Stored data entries
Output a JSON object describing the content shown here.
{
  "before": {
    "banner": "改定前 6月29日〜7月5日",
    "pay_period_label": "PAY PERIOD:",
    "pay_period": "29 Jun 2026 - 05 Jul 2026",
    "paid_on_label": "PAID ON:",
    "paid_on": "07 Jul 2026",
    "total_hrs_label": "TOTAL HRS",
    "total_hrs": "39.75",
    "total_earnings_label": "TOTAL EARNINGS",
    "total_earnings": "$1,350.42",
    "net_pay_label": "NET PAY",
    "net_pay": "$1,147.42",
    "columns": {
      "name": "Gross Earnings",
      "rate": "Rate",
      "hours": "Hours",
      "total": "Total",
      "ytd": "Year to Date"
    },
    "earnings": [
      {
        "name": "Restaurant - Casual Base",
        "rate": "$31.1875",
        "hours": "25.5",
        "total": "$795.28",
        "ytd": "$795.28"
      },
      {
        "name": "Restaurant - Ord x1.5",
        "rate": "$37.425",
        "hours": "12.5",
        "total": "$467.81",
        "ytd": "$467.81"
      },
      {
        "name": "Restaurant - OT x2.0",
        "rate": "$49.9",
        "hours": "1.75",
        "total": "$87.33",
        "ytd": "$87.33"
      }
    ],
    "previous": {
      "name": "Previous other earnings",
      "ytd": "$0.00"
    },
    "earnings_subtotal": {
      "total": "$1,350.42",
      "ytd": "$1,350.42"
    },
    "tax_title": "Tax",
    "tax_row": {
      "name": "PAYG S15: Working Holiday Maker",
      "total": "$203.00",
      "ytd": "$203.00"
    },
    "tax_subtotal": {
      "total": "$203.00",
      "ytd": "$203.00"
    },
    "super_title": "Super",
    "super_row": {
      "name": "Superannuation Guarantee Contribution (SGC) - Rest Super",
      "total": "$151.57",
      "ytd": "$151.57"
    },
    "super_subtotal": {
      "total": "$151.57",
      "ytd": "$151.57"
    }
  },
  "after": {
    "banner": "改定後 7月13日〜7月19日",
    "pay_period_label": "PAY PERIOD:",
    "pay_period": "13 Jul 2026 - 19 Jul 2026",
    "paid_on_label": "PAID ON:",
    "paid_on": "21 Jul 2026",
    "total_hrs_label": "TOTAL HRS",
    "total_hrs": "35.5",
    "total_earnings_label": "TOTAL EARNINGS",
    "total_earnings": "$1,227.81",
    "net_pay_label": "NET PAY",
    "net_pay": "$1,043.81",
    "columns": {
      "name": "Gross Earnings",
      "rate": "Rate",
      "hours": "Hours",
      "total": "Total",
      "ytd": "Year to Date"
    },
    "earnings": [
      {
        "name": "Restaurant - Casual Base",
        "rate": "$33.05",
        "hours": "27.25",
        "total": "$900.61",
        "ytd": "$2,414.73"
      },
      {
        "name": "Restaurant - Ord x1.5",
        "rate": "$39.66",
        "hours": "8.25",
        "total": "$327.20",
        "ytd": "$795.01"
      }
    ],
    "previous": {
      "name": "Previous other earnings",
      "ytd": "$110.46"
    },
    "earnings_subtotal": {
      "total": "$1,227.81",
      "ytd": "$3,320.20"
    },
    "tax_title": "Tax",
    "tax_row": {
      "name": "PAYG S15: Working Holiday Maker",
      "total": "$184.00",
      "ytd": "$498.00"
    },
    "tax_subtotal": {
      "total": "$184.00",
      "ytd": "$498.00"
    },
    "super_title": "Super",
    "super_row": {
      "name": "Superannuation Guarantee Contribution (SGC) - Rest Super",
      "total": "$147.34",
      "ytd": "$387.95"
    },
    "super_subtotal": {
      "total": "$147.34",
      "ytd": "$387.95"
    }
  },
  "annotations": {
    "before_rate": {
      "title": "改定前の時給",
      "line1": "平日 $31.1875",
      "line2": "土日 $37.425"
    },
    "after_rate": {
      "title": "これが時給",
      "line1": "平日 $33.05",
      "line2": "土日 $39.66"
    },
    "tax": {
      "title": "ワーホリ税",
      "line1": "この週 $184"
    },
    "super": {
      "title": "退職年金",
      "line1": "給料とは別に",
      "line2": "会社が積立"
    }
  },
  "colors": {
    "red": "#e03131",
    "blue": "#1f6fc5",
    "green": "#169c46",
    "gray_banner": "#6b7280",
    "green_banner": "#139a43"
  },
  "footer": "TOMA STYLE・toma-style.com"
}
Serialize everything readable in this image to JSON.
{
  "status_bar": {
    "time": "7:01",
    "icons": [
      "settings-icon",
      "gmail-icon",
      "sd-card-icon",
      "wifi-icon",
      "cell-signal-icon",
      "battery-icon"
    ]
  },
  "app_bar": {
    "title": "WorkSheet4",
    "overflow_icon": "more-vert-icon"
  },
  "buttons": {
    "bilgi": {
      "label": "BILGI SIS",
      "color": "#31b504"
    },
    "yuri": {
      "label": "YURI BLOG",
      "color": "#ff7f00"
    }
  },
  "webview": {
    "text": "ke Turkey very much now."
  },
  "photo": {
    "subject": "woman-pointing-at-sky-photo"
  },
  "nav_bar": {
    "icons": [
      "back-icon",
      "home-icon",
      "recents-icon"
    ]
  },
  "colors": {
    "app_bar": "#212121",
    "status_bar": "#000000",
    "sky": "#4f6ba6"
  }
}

= Exercise aim =
Without leaving anything out, give the entries again exactly.

= Answer below =
Output a JSON object describing the content shown here.
{
  "before": {
    "banner": "改定前 6月29日〜7月5日",
    "pay_period_label": "PAY PERIOD:",
    "pay_period": "29 Jun 2026 - 05 Jul 2026",
    "paid_on_label": "PAID ON:",
    "paid_on": "07 Jul 2026",
    "total_hrs_label": "TOTAL HRS",
    "total_hrs": "39.75",
    "total_earnings_label": "TOTAL EARNINGS",
    "total_earnings": "$1,350.42",
    "net_pay_label": "NET PAY",
    "net_pay": "$1,147.42",
    "columns": {
      "name": "Gross Earnings",
      "rate": "Rate",
      "hours": "Hours",
      "total": "Total",
      "ytd": "Year to Date"
    },
    "earnings": [
      {
        "name": "Restaurant - Casual Base",
        "rate": "$31.1875",
        "hours": "25.5",
        "total": "$795.28",
        "ytd": "$795.28"
      },
      {
        "name": "Restaurant - Ord x1.5",
        "rate": "$37.425",
        "hours": "12.5",
        "total": "$467.81",
        "ytd": "$467.81"
      },
      {
        "name": "Restaurant - OT x2.0",
        "rate": "$49.9",
        "hours": "1.75",
        "total": "$87.33",
        "ytd": "$87.33"
      }
    ],
    "previous": {
      "name": "Previous other earnings",
      "ytd": "$0.00"
    },
    "earnings_subtotal": {
      "total": "$1,350.42",
      "ytd": "$1,350.42"
    },
    "tax_title": "Tax",
    "tax_row": {
      "name": "PAYG S15: Working Holiday Maker",
      "total": "$203.00",
      "ytd": "$203.00"
    },
    "tax_subtotal": {
      "total": "$203.00",
      "ytd": "$203.00"
    },
    "super_title": "Super",
    "super_row": {
      "name": "Superannuation Guarantee Contribution (SGC) - Rest Super",
      "total": "$151.57",
      "ytd": "$151.57"
    },
    "super_subtotal": {
      "total": "$151.57",
      "ytd": "$151.57"
    }
  },
  "after": {
    "banner": "改定後 7月13日〜7月19日",
    "pay_period_label": "PAY PERIOD:",
    "pay_period": "13 Jul 2026 - 19 Jul 2026",
    "paid_on_label": "PAID ON:",
    "paid_on": "21 Jul 2026",
    "total_hrs_label": "TOTAL HRS",
    "total_hrs": "35.5",
    "total_earnings_label": "TOTAL EARNINGS",
    "total_earnings": "$1,227.81",
    "net_pay_label": "NET PAY",
    "net_pay": "$1,043.81",
    "columns": {
      "name": "Gross Earnings",
      "rate": "Rate",
      "hours": "Hours",
      "total": "Total",
      "ytd": "Year to Date"
    },
    "earnings": [
      {
        "name": "Restaurant - Casual Base",
        "rate": "$33.05",
        "hours": "27.25",
        "total": "$900.61",
        "ytd": "$2,414.73"
      },
      {
        "name": "Restaurant - Ord x1.5",
        "rate": "$39.66",
        "hours": "8.25",
        "total": "$327.20",
        "ytd": "$795.01"
      }
    ],
    "previous": {
      "name": "Previous other earnings",
      "ytd": "$110.46"
    },
    "earnings_subtotal": {
      "total": "$1,227.81",
      "ytd": "$3,320.20"
    },
    "tax_title": "Tax",
    "tax_row": {
      "name": "PAYG S15: Working Holiday Maker",
      "total": "$184.00",
      "ytd": "$498.00"
    },
    "tax_subtotal": {
      "total": "$184.00",
      "ytd": "$498.00"
    },
    "super_title": "Super",
    "super_row": {
      "name": "Superannuation Guarantee Contribution (SGC) - Rest Super",
      "total": "$147.34",
      "ytd": "$387.95"
    },
    "super_subtotal": {
      "total": "$147.34",
      "ytd": "$387.95"
    }
  },
  "annotations": {
    "before_rate": {
      "title": "改定前の時給",
      "line1": "平日 $31.1875",
      "line2": "土日 $37.425"
    },
    "after_rate": {
      "title": "これが時給",
      "line1": "平日 $33.05",
      "line2": "土日 $39.66"
    },
    "tax": {
      "title": "ワーホリ税",
      "line1": "この週 $184"
    },
    "super": {
      "title": "退職年金",
      "line1": "給料とは別に",
      "line2": "会社が積立"
    }
  },
  "colors": {
    "red": "#e03131",
    "blue": "#1f6fc5",
    "green": "#169c46",
    "gray_banner": "#6b7280",
    "green_banner": "#139a43"
  },
  "footer": "TOMA STYLE・toma-style.com"
}
Serialize everything readable in this image to JSON.
{
  "status_bar": {
    "time": "7:01",
    "icons": [
      "settings-icon",
      "gmail-icon",
      "sd-card-icon",
      "wifi-icon",
      "cell-signal-icon",
      "battery-icon"
    ]
  },
  "app_bar": {
    "title": "WorkSheet4",
    "overflow_icon": "more-vert-icon"
  },
  "buttons": {
    "bilgi": {
      "label": "BILGI SIS",
      "color": "#31b504"
    },
    "yuri": {
      "label": "YURI BLOG",
      "color": "#ff7f00"
    }
  },
  "webview": {
    "text": "ke Turkey very much now."
  },
  "photo": {
    "subject": "woman-pointing-at-sky-photo"
  },
  "nav_bar": {
    "icons": [
      "back-icon",
      "home-icon",
      "recents-icon"
    ]
  },
  "colors": {
    "app_bar": "#212121",
    "status_bar": "#000000",
    "sky": "#4f6ba6"
  }
}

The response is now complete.